Ok,
I am more a developper than a mathematician, but I agree that you can't throw away
mathematics from 3D stuff.
And as far as I know, radians are more often used than degrees. But currently I'm
working on a sort of flight simulator for
military use, and every coordinates are in degrees/second/milliseconds.
So, as you said Arne: "Converting to/from radians is a multiplication away, not a
problem", so use the one is the best for you.
I swap between both and everything's fine. It's a matter of habit I suppose.
David.
Arne Halvorsen wrote:
> Radians are not going anywhere from this api or any other.
>
> I do think it is fair to represent angles in degrees to the user, even people
> who is comfortable with radians would tell somebody (the user) to rotate the
> object 60 degrees, using a field of view of 45 degrees and so on.
>
> Converting to/from radians is a multiplication away, not a problem (unless you
> would like to convert to/from minutes and seconds, slightly more work).

- Information supplied -
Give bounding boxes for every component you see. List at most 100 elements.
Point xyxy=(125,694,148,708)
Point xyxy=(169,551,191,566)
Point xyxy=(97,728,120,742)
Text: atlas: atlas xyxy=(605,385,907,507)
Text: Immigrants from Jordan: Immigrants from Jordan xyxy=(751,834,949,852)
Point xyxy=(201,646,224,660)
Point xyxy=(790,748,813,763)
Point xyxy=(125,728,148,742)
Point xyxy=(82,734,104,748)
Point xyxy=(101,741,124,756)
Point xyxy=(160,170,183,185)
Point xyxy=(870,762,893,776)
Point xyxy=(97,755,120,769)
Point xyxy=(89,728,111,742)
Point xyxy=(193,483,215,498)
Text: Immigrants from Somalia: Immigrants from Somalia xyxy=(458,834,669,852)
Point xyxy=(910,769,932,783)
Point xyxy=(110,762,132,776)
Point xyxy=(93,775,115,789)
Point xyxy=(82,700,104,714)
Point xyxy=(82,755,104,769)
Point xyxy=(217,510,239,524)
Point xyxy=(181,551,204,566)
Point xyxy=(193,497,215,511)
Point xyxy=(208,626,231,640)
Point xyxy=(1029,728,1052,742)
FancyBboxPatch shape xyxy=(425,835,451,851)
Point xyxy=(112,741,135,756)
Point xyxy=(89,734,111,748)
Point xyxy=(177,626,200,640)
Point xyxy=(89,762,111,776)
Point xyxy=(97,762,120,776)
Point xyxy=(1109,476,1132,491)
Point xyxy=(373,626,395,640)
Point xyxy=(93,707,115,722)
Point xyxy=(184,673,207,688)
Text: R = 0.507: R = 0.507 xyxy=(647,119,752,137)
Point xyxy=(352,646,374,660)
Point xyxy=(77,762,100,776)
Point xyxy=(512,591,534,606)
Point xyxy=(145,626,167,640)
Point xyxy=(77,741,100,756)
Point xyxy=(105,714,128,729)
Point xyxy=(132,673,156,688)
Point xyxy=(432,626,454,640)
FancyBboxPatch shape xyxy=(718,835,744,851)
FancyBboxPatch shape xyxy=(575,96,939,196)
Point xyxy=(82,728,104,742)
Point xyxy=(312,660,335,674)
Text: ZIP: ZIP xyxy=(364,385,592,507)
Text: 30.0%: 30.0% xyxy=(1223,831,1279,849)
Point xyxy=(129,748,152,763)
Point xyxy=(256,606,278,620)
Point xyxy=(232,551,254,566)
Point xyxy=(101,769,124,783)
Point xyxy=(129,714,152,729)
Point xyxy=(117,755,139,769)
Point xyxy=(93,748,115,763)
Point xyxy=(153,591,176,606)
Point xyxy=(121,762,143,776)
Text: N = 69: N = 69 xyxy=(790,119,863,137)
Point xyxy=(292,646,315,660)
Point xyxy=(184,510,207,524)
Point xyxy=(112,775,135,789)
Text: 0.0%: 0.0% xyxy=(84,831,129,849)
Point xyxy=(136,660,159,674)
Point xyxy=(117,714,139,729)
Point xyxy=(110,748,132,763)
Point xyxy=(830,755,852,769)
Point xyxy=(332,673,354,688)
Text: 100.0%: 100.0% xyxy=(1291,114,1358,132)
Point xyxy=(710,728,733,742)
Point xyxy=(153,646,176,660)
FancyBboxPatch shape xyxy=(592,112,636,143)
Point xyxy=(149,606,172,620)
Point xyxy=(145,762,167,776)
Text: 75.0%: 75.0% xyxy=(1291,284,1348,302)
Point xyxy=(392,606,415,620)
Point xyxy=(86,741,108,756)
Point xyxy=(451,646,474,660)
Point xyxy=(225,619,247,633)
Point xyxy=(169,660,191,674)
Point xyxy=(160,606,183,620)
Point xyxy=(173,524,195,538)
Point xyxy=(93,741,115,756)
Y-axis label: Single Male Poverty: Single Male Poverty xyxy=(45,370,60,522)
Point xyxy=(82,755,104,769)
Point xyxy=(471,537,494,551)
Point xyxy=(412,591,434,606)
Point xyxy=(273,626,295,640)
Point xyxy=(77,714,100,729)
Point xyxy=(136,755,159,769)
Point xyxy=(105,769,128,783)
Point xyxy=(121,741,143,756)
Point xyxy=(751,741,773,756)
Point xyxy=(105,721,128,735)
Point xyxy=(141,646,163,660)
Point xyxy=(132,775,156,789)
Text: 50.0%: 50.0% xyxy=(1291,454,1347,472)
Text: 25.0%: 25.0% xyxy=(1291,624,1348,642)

- Written problem A -
Update part of the post about radians and degrees: begin at the words "And as far as" and stop after "are in degrees/second/milliseconds.", then replace "flight simulator" with "training simulator".
- Written problem B -
Take the post about radians and degrees further, continuing from its last sentence.
The records are separate material from the post about radians and degrees.

- Expected output A -
And as far as I know, radians are more often used than degrees. But currently I'm
working on a sort of training simulator for
military use, and every coordinates are in degrees/second/milliseconds.

- Expected output B -
>
> Julian wrote:
>
> > Hugh,
> >
> > >> Radians may have nice mathematical properties, but these are
> > >> only of interest to ... mathematicians. New programmers,
> > >> experienced programmers, 3D artists, architects, geographers,
> > >> etc all think in degrees.
> >
> > any 3D programming is about math! if you try to keep the math out of your
> > program, you will end up playing with a building kit. you will always have
> > to depend on the functionality shipped with your 3D API, and never will you
> > be able to extend the predefined objects and behaviours by your own.
> >
> > new programmers and geographers might think in degrees, but experienced
> > programmers don't, and the newbies would do well trying to understand how a
> > circle works and how radians relate to it.
> >
> > why keep the math away from your students? only if they understand how the
> > scene is rendered (in mathematical terms), how the various elements of a 3D
> > application work (like projection, lighting, collision, picking, shadows
> > etc), they can get the most out of it.
> >
> > understanding what's going on behind the scenes is crucial for any
> > programming, IMHO. certainly you can get by just calling the methods, but
> > that way you remain slave to the API.
> >
> > if you don't even want your students to get involved with basic math like
> > radians, you should teach them how to use Bryce, not how to work with
> > Java3D.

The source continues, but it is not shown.